-- BEGIN --

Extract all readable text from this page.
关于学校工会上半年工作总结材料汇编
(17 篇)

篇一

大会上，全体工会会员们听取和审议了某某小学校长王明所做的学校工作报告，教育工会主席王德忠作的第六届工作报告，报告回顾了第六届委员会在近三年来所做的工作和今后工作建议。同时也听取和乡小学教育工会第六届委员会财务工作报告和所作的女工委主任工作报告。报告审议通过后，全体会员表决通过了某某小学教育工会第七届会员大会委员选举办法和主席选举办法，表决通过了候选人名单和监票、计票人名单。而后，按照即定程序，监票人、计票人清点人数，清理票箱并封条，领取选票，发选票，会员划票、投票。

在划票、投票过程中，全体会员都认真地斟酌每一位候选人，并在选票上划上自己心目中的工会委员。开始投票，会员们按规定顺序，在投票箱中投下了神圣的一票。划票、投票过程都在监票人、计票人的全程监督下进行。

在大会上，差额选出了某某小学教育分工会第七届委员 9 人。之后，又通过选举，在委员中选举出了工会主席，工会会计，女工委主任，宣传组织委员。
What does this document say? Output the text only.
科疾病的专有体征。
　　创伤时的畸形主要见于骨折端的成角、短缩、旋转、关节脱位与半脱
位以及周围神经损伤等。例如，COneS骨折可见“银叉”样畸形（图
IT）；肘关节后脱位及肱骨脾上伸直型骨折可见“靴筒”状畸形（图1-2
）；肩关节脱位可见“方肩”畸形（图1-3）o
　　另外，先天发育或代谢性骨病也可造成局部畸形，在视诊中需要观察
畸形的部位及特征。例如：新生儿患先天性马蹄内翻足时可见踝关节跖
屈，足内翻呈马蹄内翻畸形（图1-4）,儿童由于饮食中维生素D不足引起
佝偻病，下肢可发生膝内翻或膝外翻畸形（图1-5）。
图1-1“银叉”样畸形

-- END --

Each line above must be reproduced exactly as it stands.

## Result of this exercise
Extract all readable text from this page.
关于学校工会上半年工作总结材料汇编
(17 篇)

篇一

大会上，全体工会会员们听取和审议了某某小学校长王明所做的学校工作报告，教育工会主席王德忠作的第六届工作报告，报告回顾了第六届委员会在近三年来所做的工作和今后工作建议。同时也听取和乡小学教育工会第六届委员会财务工作报告和所作的女工委主任工作报告。报告审议通过后，全体会员表决通过了某某小学教育工会第七届会员大会委员选举办法和主席选举办法，表决通过了候选人名单和监票、计票人名单。而后，按照即定程序，监票人、计票人清点人数，清理票箱并封条，领取选票，发选票，会员划票、投票。

在划票、投票过程中，全体会员都认真地斟酌每一位候选人，并在选票上划上自己心目中的工会委员。开始投票，会员们按规定顺序，在投票箱中投下了神圣的一票。划票、投票过程都在监票人、计票人的全程监督下进行。

在大会上，差额选出了某某小学教育分工会第七届委员 9 人。之后，又通过选举，在委员中选举出了工会主席，工会会计，女工委主任，宣传组织委员。
What does this document say? Output the text only.
科疾病的专有体征。
　　创伤时的畸形主要见于骨折端的成角、短缩、旋转、关节脱位与半脱
位以及周围神经损伤等。例如，COneS骨折可见“银叉”样畸形（图
IT）；肘关节后脱位及肱骨脾上伸直型骨折可见“靴筒”状畸形（图1-2
）；肩关节脱位可见“方肩”畸形（图1-3）o
　　另外，先天发育或代谢性骨病也可造成局部畸形，在视诊中需要观察
畸形的部位及特征。例如：新生儿患先天性马蹄内翻足时可见踝关节跖
屈，足内翻呈马蹄内翻畸形（图1-4）,儿童由于饮食中维生素D不足引起
佝偻病，下肢可发生膝内翻或膝外翻畸形（图1-5）。
图1-1“银叉”样畸形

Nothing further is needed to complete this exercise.